### Problems and tasks
1. In the market report, by how much did UK retail sales rise month-on-month in November?
2. Put this sentence from the market report into Spanish: "It was a second successive strong month, suggesting consumer spending was in decent shape before the Omicron variant emerged."
3. Using the market report, explain why New York's Nasdaq bore the brunt of the selling pressure overnight.

Overnight Apple was down 4%, Tesla fell 5%, Microsoft by 3%, Amazon 2.5%, Nvidia almost 7% and Cathie Wood’s ARK Innovation ETF tumbling 4%. 

Investors were also reacting to UK retail sales data, with a 1.4% month-on-month rise for November, which was higher than expected, with sales up 4.7% compared to the previous year.

It was a second successive strong month, suggesting consumer spending was in decent shape before the Omicron variant emerged.

The subsequent government Plan B announcements and the latest inflation print, could have a more detrimental impact for December, said Richard Hunter at broker Interactive Investor.

“Following a few days of generally hawkish actions from central banks, investors have been rotating into more economically sensitive sectors at the expense of growth, » he said, which explained why New York’s Nasdaq bore the brunt of the selling pressure overnight, while the likes of financials and utilities saw some support.

Ahead of future volatility as monetary support from central banks is wound down, Hunter reflected that the US stock markets have made strong progress in 2021, with the Dow Jones still ahead by 17.3%, the S&P500 by 24.3% and the Nasdaq by 17.8%.

The FTSE 100 and 250, however, are up a more modest 10.7% and 10.4% respectively so far this year. 

The former was up 14 points or 0.2% to 7,275 after just over half an hour, with the mid cap index dropping initially before climbing higher.

Hunter said the UK indices performance today reflected the caution of US and Asian markets overnight.

« The theme was also similar to the US, with some early strength in cyclical stocks such as the miners and the housebuilders slightly offset by a tepid showing from the oil majors following a dip in the oil price.

6.40am: Slide expected

The FTSE 100 is expected to retreat early after yesterday’s interest rate excitement.

A late sell-off of tech stocks undermined the US and Asian markets and this is expected to spill over into London this morning, said traders.

Footsie is forecast to shed around 30 points when trading gets underway, reversing some of Thursday’s 89-point gain to 7.250 which was sparked by the Bank of England’s surprise decision to up rates to 0.25%.

That made the scores on the doors of the central banks this week-  modest interest rate increases in the UK and Norway, a more hawkish stance in US with a firm commitment on rises to come and no change in Europe or Japan.

Retail sales today

Today’s economic releases focus on the mood of the British consumer with data on both retail sales and confidence.

### Extracted records
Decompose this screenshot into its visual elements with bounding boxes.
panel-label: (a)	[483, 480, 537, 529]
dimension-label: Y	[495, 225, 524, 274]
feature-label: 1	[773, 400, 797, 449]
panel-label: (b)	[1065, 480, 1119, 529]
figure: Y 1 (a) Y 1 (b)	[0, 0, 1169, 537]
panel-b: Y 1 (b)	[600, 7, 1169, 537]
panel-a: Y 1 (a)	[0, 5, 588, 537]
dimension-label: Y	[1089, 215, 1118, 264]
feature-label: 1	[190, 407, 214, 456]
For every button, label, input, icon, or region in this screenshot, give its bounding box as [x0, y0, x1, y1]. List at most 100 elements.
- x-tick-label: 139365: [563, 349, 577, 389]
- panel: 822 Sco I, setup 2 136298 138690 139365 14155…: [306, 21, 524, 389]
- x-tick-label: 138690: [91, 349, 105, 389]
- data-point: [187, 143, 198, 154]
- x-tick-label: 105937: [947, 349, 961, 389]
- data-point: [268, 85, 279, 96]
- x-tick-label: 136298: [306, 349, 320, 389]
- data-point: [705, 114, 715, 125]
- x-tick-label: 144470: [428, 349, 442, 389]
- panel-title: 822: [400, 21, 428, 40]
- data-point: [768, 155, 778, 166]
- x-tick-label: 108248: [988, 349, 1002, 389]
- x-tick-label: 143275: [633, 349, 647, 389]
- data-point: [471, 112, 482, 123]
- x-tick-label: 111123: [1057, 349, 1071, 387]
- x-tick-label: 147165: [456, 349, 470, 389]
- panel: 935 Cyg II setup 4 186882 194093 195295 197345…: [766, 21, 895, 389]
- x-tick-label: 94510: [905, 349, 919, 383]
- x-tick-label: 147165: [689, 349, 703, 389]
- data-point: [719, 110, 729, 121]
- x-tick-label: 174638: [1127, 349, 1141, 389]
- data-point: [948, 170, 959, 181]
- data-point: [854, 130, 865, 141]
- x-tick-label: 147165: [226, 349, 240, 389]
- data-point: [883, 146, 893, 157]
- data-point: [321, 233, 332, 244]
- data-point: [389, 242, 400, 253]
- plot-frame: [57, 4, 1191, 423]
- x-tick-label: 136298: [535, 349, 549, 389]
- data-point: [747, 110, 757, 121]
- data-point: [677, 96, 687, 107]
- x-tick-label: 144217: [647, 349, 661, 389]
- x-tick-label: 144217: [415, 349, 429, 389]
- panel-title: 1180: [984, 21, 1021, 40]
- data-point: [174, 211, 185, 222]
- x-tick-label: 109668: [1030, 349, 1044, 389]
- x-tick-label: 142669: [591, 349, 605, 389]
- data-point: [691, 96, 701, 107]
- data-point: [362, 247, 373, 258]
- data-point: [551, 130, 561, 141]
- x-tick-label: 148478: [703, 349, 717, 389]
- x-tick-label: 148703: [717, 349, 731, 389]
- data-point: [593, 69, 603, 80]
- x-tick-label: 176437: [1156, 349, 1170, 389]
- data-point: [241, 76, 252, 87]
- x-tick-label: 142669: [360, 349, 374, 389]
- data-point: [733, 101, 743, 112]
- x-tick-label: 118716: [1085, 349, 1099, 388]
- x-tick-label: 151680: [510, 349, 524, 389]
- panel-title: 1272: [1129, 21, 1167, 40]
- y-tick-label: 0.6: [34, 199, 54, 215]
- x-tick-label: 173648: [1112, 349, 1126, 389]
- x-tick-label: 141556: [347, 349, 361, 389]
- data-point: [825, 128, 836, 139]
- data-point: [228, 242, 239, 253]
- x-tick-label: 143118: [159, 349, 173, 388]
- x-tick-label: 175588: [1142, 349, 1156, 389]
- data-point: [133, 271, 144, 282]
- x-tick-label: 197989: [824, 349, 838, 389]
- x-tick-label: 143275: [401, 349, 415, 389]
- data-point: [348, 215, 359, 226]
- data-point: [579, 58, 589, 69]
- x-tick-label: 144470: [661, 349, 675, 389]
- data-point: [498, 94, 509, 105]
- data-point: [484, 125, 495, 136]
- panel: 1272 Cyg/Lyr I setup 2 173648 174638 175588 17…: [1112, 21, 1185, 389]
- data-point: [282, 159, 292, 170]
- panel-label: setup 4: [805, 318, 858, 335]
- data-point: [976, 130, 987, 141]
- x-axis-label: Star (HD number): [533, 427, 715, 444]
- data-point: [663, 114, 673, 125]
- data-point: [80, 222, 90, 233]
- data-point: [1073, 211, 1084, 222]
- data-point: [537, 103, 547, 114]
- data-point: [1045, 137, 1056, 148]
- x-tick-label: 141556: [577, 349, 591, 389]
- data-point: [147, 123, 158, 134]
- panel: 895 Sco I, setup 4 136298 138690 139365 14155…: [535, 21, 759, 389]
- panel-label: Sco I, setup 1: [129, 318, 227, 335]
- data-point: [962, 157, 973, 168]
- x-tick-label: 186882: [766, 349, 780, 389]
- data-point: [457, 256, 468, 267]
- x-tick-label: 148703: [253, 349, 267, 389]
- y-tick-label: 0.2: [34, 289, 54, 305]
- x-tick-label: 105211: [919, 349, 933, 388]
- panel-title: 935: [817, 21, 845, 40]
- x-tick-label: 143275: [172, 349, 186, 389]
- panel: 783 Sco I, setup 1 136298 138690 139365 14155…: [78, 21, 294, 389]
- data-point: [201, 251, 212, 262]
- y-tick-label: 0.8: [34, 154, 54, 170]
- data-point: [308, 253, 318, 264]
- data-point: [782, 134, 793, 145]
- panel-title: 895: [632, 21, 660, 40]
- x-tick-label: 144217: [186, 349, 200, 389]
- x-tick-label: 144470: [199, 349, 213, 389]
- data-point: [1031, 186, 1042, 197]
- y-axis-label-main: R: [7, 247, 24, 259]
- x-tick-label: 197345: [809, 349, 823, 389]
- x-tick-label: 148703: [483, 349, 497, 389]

### Results in order
1. 1.4%

2. Fue un segundo mes consecutivo fuerte, lo que sugiere que el gasto de los consumidores estaba en buena forma antes de que surgiera la variante ómicron.

3. After a few days of generally hawkish actions from central banks, investors were rotating into more economically sensitive sectors at the expense of growth. That rotation is why the Nasdaq took the brunt of the selling, while financials and utilities saw some support.